## SHORT TASK
Exclude images, then output the remaining data verbatim.

### AVAILABLE RECORDS

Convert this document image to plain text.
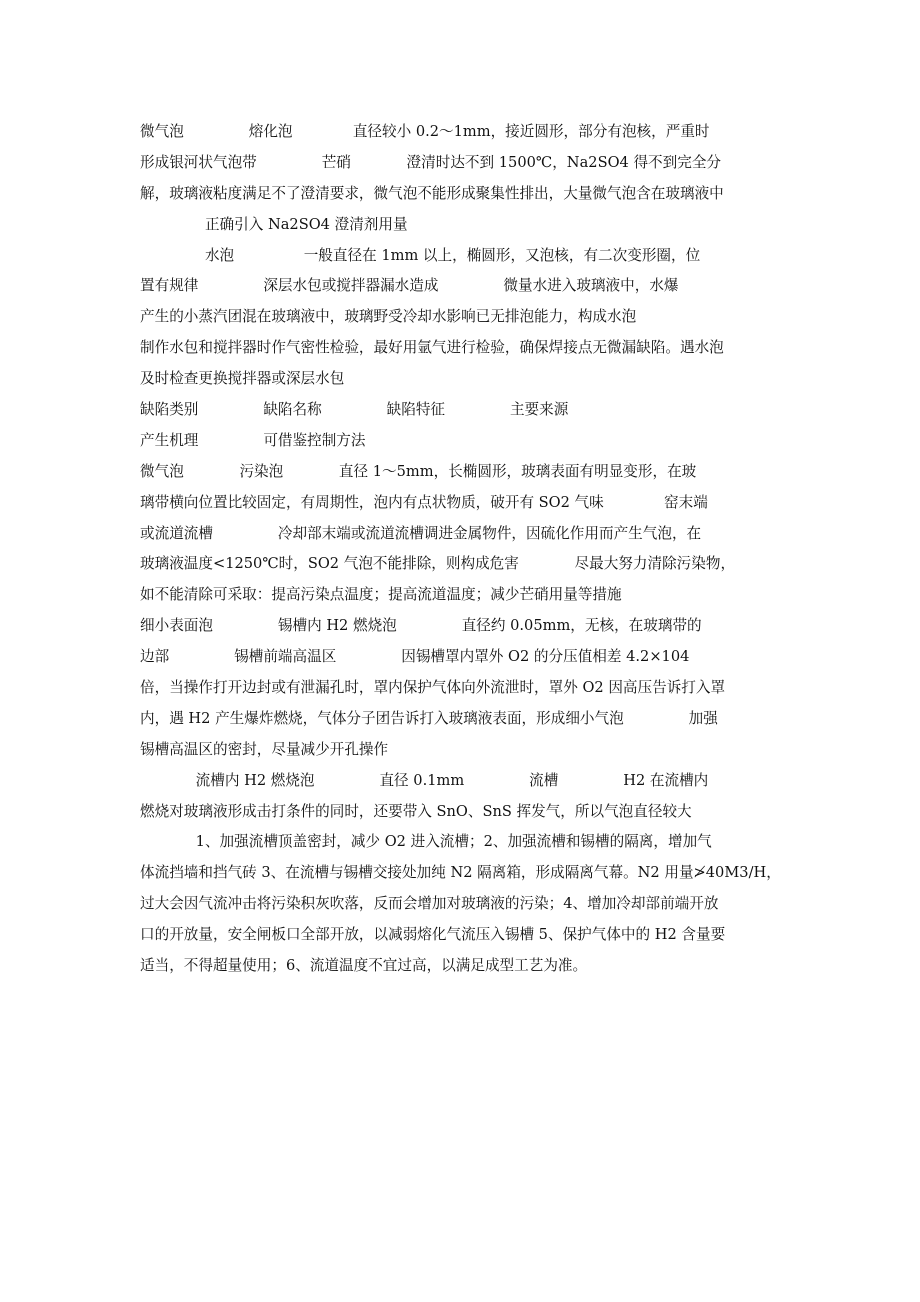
微气泡              熔化泡             直径较小 0.2～1mm，接近圆形，部分有泡核，严重时
形成银河状气泡带              芒硝            澄清时达不到 1500℃，Na2SO4 得不到完全分
解，玻璃液粘度满足不了澄清要求，微气泡不能形成聚集性排出，大量微气泡含在玻璃液中
正确引入 Na2SO4 澄清剂用量
水泡               一般直径在 1mm 以上，椭圆形，又泡核，有二次变形圈，位
置有规律              深层水包或搅拌器漏水造成              微量水进入玻璃液中，水爆
产生的小蒸汽团混在玻璃液中，玻璃野受冷却水影响已无排泡能力，构成水泡
制作水包和搅拌器时作气密性检验，最好用氩气进行检验，确保焊接点无微漏缺陷。遇水泡
及时检查更换搅拌器或深层水包
缺陷类别              缺陷名称              缺陷特征              主要来源
产生机理              可借鉴控制方法
微气泡            污染泡            直径 1～5mm，长椭圆形，玻璃表面有明显变形，在玻
璃带横向位置比较固定，有周期性，泡内有点状物质，破开有 SO2 气味             窑末端
或流道流槽              冷却部末端或流道流槽调进金属物件，因硫化作用而产生气泡，在
玻璃液温度<1250℃时，SO2 气泡不能排除，则构成危害            尽最大努力清除污染物，
如不能清除可采取：提高污染点温度；提高流道温度；减少芒硝用量等措施
细小表面泡              锡槽内 H2 燃烧泡              直径约 0.05mm，无核，在玻璃带的
边部              锡槽前端高温区              因锡槽罩内罩外 O2 的分压值相差 4.2×104
倍，当操作打开边封或有泄漏孔时，罩内保护气体向外流泄时，罩外 O2 因高压告诉打入罩
内，遇 H2 产生爆炸燃烧，气体分子团告诉打入玻璃液表面，形成细小气泡              加强
锡槽高温区的密封，尽量减少开孔操作
流槽内 H2 燃烧泡              直径 0.1mm              流槽              H2 在流槽内
燃烧对玻璃液形成击打条件的同时，还要带入 SnO、SnS 挥发气，所以气泡直径较大
1、加强流槽顶盖密封，减少 O2 进入流槽；2、加强流槽和锡槽的隔离，增加气
体流挡墙和挡气砖 3、在流槽与锡槽交接处加纯 N2 隔离箱，形成隔离气幕。N2 用量≯40M3/H，
过大会因气流冲击将污染积灰吹落，反而会增加对玻璃液的污染；4、增加冷却部前端开放
口的开放量，安全闸板口全部开放，以减弱熔化气流压入锡槽 5、保护气体中的 H2 含量要
适当，不得超量使用；6、流道温度不宜过高，以满足成型工艺为准。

######

## EXERCISE SOLUTION
Convert this document image to plain text.
微气泡              熔化泡             直径较小 0.2～1mm，接近圆形，部分有泡核，严重时
形成银河状气泡带              芒硝            澄清时达不到 1500℃，Na2SO4 得不到完全分
解，玻璃液粘度满足不了澄清要求，微气泡不能形成聚集性排出，大量微气泡含在玻璃液中
正确引入 Na2SO4 澄清剂用量
水泡               一般直径在 1mm 以上，椭圆形，又泡核，有二次变形圈，位
置有规律              深层水包或搅拌器漏水造成              微量水进入玻璃液中，水爆
产生的小蒸汽团混在玻璃液中，玻璃野受冷却水影响已无排泡能力，构成水泡
制作水包和搅拌器时作气密性检验，最好用氩气进行检验，确保焊接点无微漏缺陷。遇水泡
及时检查更换搅拌器或深层水包
缺陷类别              缺陷名称              缺陷特征              主要来源
产生机理              可借鉴控制方法
微气泡            污染泡            直径 1～5mm，长椭圆形，玻璃表面有明显变形，在玻
璃带横向位置比较固定，有周期性，泡内有点状物质，破开有 SO2 气味             窑末端
或流道流槽              冷却部末端或流道流槽调进金属物件，因硫化作用而产生气泡，在
玻璃液温度<1250℃时，SO2 气泡不能排除，则构成危害            尽最大努力清除污染物，
如不能清除可采取：提高污染点温度；提高流道温度；减少芒硝用量等措施
细小表面泡              锡槽内 H2 燃烧泡              直径约 0.05mm，无核，在玻璃带的
边部              锡槽前端高温区              因锡槽罩内罩外 O2 的分压值相差 4.2×104
倍，当操作打开边封或有泄漏孔时，罩内保护气体向外流泄时，罩外 O2 因高压告诉打入罩
内，遇 H2 产生爆炸燃烧，气体分子团告诉打入玻璃液表面，形成细小气泡              加强
锡槽高温区的密封，尽量减少开孔操作
流槽内 H2 燃烧泡              直径 0.1mm              流槽              H2 在流槽内
燃烧对玻璃液形成击打条件的同时，还要带入 SnO、SnS 挥发气，所以气泡直径较大
1、加强流槽顶盖密封，减少 O2 进入流槽；2、加强流槽和锡槽的隔离，增加气
体流挡墙和挡气砖 3、在流槽与锡槽交接处加纯 N2 隔离箱，形成隔离气幕。N2 用量≯40M3/H，
过大会因气流冲击将污染积灰吹落，反而会增加对玻璃液的污染；4、增加冷却部前端开放
口的开放量，安全闸板口全部开放，以减弱熔化气流压入锡槽 5、保护气体中的 H2 含量要
适当，不得超量使用；6、流道温度不宜过高，以满足成型工艺为准。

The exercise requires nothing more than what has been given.